Records contained in a dataset:
•••••

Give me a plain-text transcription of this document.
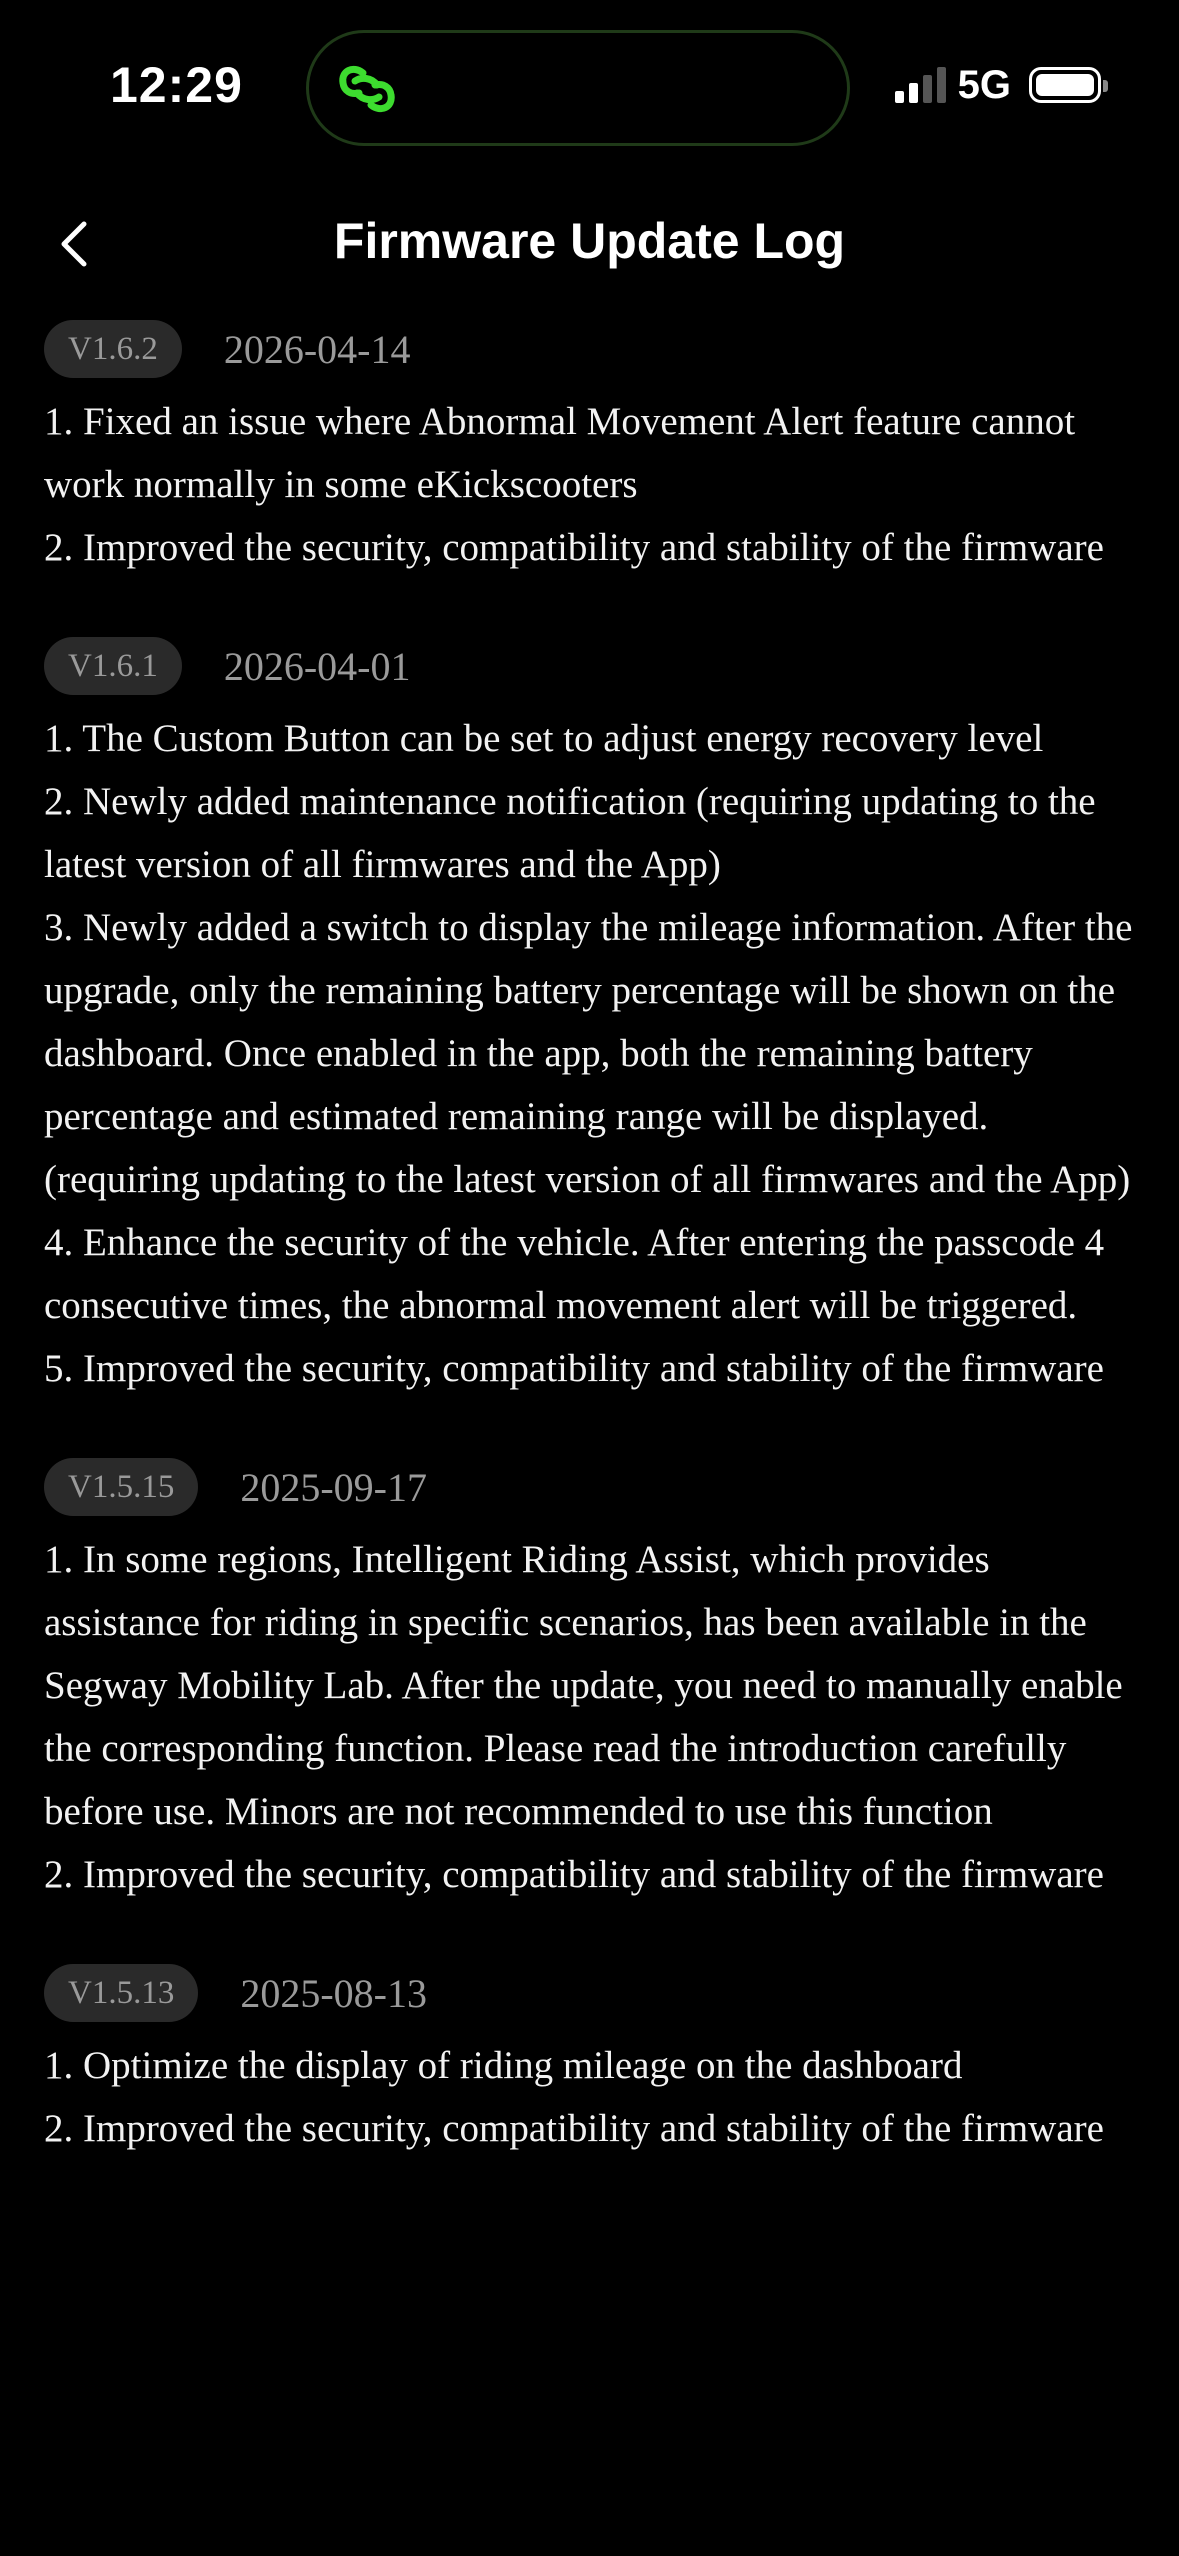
12:29	5G
Firmware Update Log
V1.6.2	2026-04-14

1. Fixed an issue where Abnormal Movement Alert feature cannot work normally in some eKickscooters

2. Improved the security, compatibility and stability of the firmware

V1.6.1	2026-04-01

1. The Custom Button can be set to adjust energy recovery level

2. Newly added maintenance notification (requiring updating to the latest version of all firmwares and the App)

3. Newly added a switch to display the mileage information. After the upgrade, only the remaining battery percentage will be shown on the dashboard. Once enabled in the app, both the remaining battery percentage and estimated remaining range will be displayed. (requiring updating to the latest version of all firmwares and the App)

4. Enhance the security of the vehicle. After entering the passcode 4 consecutive times, the abnormal movement alert will be triggered.

5. Improved the security, compatibility and stability of the firmware

V1.5.15	2025-09-17

1. In some regions, Intelligent Riding Assist, which provides assistance for riding in specific scenarios, has been available in the Segway Mobility Lab. After the update, you need to manually enable the corresponding function. Please read the introduction carefully before use. Minors are not recommended to use this function

2. Improved the security, compatibility and stability of the firmware

V1.5.13	2025-08-13

1. Optimize the display of riding mileage on the dashboard

2. Improved the security, compatibility and stability of the firmware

•••••

DO THIS: Make an exact copy of every record, pictures excluded.

RESULT:
Give me a plain-text transcription of this document.
12:29	5G
Firmware Update Log
V1.6.2	2026-04-14

1. Fixed an issue where Abnormal Movement Alert feature cannot work normally in some eKickscooters

2. Improved the security, compatibility and stability of the firmware

V1.6.1	2026-04-01

1. The Custom Button can be set to adjust energy recovery level

2. Newly added maintenance notification (requiring updating to the latest version of all firmwares and the App)

3. Newly added a switch to display the mileage information. After the upgrade, only the remaining battery percentage will be shown on the dashboard. Once enabled in the app, both the remaining battery percentage and estimated remaining range will be displayed. (requiring updating to the latest version of all firmwares and the App)

4. Enhance the security of the vehicle. After entering the passcode 4 consecutive times, the abnormal movement alert will be triggered.

5. Improved the security, compatibility and stability of the firmware

V1.5.15	2025-09-17

1. In some regions, Intelligent Riding Assist, which provides assistance for riding in specific scenarios, has been available in the Segway Mobility Lab. After the update, you need to manually enable the corresponding function. Please read the introduction carefully before use. Minors are not recommended to use this function

2. Improved the security, compatibility and stability of the firmware

V1.5.13	2025-08-13

1. Optimize the display of riding mileage on the dashboard

2. Improved the security, compatibility and stability of the firmware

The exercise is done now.